RAW RECORDS:
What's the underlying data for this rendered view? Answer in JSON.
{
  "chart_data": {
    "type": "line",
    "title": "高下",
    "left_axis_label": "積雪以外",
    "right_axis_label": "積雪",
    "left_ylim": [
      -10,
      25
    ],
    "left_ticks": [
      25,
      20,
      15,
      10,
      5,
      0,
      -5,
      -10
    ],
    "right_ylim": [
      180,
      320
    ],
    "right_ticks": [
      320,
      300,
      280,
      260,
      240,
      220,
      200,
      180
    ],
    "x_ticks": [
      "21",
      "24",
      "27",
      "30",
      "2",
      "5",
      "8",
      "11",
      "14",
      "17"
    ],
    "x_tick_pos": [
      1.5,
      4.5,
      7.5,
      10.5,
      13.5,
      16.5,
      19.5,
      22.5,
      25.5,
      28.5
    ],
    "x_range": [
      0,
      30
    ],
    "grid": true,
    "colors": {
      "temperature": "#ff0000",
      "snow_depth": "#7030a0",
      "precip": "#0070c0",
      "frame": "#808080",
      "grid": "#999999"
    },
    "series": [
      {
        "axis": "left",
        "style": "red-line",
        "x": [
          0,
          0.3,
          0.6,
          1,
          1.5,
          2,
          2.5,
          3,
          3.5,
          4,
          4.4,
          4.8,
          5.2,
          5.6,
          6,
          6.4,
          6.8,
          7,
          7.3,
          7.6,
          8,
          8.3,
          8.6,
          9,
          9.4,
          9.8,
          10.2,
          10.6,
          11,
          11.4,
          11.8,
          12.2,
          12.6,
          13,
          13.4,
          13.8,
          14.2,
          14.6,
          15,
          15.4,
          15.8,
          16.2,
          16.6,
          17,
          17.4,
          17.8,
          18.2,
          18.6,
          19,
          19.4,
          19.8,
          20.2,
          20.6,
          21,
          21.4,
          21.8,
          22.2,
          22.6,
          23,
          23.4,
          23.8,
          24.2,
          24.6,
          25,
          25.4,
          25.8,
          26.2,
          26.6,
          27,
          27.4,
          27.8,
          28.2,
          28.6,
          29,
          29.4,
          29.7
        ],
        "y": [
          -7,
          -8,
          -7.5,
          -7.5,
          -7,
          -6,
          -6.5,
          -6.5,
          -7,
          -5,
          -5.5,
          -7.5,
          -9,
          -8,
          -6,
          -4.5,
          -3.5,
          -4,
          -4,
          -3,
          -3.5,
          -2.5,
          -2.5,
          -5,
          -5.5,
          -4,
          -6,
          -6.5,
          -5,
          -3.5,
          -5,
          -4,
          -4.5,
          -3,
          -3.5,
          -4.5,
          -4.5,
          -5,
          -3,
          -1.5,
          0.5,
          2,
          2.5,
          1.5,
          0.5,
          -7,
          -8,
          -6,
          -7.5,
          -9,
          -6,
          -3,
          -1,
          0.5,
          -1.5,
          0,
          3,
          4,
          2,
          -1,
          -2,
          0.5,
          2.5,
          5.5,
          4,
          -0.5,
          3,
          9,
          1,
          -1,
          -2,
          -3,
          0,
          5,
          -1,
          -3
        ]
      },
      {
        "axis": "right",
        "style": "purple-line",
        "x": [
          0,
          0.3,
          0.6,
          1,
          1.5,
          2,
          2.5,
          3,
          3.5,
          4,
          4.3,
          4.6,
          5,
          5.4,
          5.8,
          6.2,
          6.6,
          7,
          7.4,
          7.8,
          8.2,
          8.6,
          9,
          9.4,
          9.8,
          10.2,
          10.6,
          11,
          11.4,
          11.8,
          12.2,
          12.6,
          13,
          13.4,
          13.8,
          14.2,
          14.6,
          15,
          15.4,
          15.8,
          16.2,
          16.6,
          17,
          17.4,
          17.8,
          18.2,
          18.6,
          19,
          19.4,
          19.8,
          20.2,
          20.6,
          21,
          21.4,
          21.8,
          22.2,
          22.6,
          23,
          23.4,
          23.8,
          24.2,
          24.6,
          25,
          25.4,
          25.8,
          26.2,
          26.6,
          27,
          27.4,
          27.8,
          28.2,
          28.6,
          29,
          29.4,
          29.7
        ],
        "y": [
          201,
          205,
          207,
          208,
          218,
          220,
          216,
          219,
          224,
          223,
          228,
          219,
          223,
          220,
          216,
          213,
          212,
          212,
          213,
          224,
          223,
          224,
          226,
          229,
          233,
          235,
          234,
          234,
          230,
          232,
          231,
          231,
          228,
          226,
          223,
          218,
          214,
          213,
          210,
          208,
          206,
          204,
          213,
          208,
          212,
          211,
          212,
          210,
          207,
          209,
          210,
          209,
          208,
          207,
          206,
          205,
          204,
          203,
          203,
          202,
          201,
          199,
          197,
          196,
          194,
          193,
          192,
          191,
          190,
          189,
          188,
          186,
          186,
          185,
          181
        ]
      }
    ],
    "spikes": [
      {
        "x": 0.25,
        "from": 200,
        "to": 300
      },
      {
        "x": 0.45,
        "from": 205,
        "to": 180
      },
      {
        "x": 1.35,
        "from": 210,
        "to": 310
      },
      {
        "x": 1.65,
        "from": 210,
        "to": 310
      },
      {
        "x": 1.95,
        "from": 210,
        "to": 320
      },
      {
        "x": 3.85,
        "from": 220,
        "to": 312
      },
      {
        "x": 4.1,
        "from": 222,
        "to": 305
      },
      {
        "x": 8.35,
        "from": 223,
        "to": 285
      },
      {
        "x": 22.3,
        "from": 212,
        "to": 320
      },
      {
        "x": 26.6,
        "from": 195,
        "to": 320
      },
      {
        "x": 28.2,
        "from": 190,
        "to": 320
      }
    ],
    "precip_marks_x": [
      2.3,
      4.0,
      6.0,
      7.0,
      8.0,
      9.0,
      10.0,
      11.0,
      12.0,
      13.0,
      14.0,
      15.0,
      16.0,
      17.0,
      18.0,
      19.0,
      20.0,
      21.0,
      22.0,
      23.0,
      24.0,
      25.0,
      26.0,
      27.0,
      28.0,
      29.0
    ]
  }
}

PROBLEM STATEMENT: Copy all the entries verbatim.

ANSWER:
What's the underlying data for this rendered view? Answer in JSON.
{
  "chart_data": {
    "type": "line",
    "title": "高下",
    "left_axis_label": "積雪以外",
    "right_axis_label": "積雪",
    "left_ylim": [
      -10,
      25
    ],
    "left_ticks": [
      25,
      20,
      15,
      10,
      5,
      0,
      -5,
      -10
    ],
    "right_ylim": [
      180,
      320
    ],
    "right_ticks": [
      320,
      300,
      280,
      260,
      240,
      220,
      200,
      180
    ],
    "x_ticks": [
      "21",
      "24",
      "27",
      "30",
      "2",
      "5",
      "8",
      "11",
      "14",
      "17"
    ],
    "x_tick_pos": [
      1.5,
      4.5,
      7.5,
      10.5,
      13.5,
      16.5,
      19.5,
      22.5,
      25.5,
      28.5
    ],
    "x_range": [
      0,
      30
    ],
    "grid": true,
    "colors": {
      "temperature": "#ff0000",
      "snow_depth": "#7030a0",
      "precip": "#0070c0",
      "frame": "#808080",
      "grid": "#999999"
    },
    "series": [
      {
        "axis": "left",
        "style": "red-line",
        "x": [
          0,
          0.3,
          0.6,
          1,
          1.5,
          2,
          2.5,
          3,
          3.5,
          4,
          4.4,
          4.8,
          5.2,
          5.6,
          6,
          6.4,
          6.8,
          7,
          7.3,
          7.6,
          8,
          8.3,
          8.6,
          9,
          9.4,
          9.8,
          10.2,
          10.6,
          11,
          11.4,
          11.8,
          12.2,
          12.6,
          13,
          13.4,
          13.8,
          14.2,
          14.6,
          15,
          15.4,
          15.8,
          16.2,
          16.6,
          17,
          17.4,
          17.8,
          18.2,
          18.6,
          19,
          19.4,
          19.8,
          20.2,
          20.6,
          21,
          21.4,
          21.8,
          22.2,
          22.6,
          23,
          23.4,
          23.8,
          24.2,
          24.6,
          25,
          25.4,
          25.8,
          26.2,
          26.6,
          27,
          27.4,
          27.8,
          28.2,
          28.6,
          29,
          29.4,
          29.7
        ],
        "y": [
          -7,
          -8,
          -7.5,
          -7.5,
          -7,
          -6,
          -6.5,
          -6.5,
          -7,
          -5,
          -5.5,
          -7.5,
          -9,
          -8,
          -6,
          -4.5,
          -3.5,
          -4,
          -4,
          -3,
          -3.5,
          -2.5,
          -2.5,
          -5,
          -5.5,
          -4,
          -6,
          -6.5,
          -5,
          -3.5,
          -5,
          -4,
          -4.5,
          -3,
          -3.5,
          -4.5,
          -4.5,
          -5,
          -3,
          -1.5,
          0.5,
          2,
          2.5,
          1.5,
          0.5,
          -7,
          -8,
          -6,
          -7.5,
          -9,
          -6,
          -3,
          -1,
          0.5,
          -1.5,
          0,
          3,
          4,
          2,
          -1,
          -2,
          0.5,
          2.5,
          5.5,
          4,
          -0.5,
          3,
          9,
          1,
          -1,
          -2,
          -3,
          0,
          5,
          -1,
          -3
        ]
      },
      {
        "axis": "right",
        "style": "purple-line",
        "x": [
          0,
          0.3,
          0.6,
          1,
          1.5,
          2,
          2.5,
          3,
          3.5,
          4,
          4.3,
          4.6,
          5,
          5.4,
          5.8,
          6.2,
          6.6,
          7,
          7.4,
          7.8,
          8.2,
          8.6,
          9,
          9.4,
          9.8,
          10.2,
          10.6,
          11,
          11.4,
          11.8,
          12.2,
          12.6,
          13,
          13.4,
          13.8,
          14.2,
          14.6,
          15,
          15.4,
          15.8,
          16.2,
          16.6,
          17,
          17.4,
          17.8,
          18.2,
          18.6,
          19,
          19.4,
          19.8,
          20.2,
          20.6,
          21,
          21.4,
          21.8,
          22.2,
          22.6,
          23,
          23.4,
          23.8,
          24.2,
          24.6,
          25,
          25.4,
          25.8,
          26.2,
          26.6,
          27,
          27.4,
          27.8,
          28.2,
          28.6,
          29,
          29.4,
          29.7
        ],
        "y": [
          201,
          205,
          207,
          208,
          218,
          220,
          216,
          219,
          224,
          223,
          228,
          219,
          223,
          220,
          216,
          213,
          212,
          212,
          213,
          224,
          223,
          224,
          226,
          229,
          233,
          235,
          234,
          234,
          230,
          232,
          231,
          231,
          228,
          226,
          223,
          218,
          214,
          213,
          210,
          208,
          206,
          204,
          213,
          208,
          212,
          211,
          212,
          210,
          207,
          209,
          210,
          209,
          208,
          207,
          206,
          205,
          204,
          203,
          203,
          202,
          201,
          199,
          197,
          196,
          194,
          193,
          192,
          191,
          190,
          189,
          188,
          186,
          186,
          185,
          181
        ]
      }
    ],
    "spikes": [
      {
        "x": 0.25,
        "from": 200,
        "to": 300
      },
      {
        "x": 0.45,
        "from": 205,
        "to": 180
      },
      {
        "x": 1.35,
        "from": 210,
        "to": 310
      },
      {
        "x": 1.65,
        "from": 210,
        "to": 310
      },
      {
        "x": 1.95,
        "from": 210,
        "to": 320
      },
      {
        "x": 3.85,
        "from": 220,
        "to": 312
      },
      {
        "x": 4.1,
        "from": 222,
        "to": 305
      },
      {
        "x": 8.35,
        "from": 223,
        "to": 285
      },
      {
        "x": 22.3,
        "from": 212,
        "to": 320
      },
      {
        "x": 26.6,
        "from": 195,
        "to": 320
      },
      {
        "x": 28.2,
        "from": 190,
        "to": 320
      }
    ],
    "precip_marks_x": [
      2.3,
      4.0,
      6.0,
      7.0,
      8.0,
      9.0,
      10.0,
      11.0,
      12.0,
      13.0,
      14.0,
      15.0,
      16.0,
      17.0,
      18.0,
      19.0,
      20.0,
      21.0,
      22.0,
      23.0,
      24.0,
      25.0,
      26.0,
      27.0,
      28.0,
      29.0
    ]
  }
}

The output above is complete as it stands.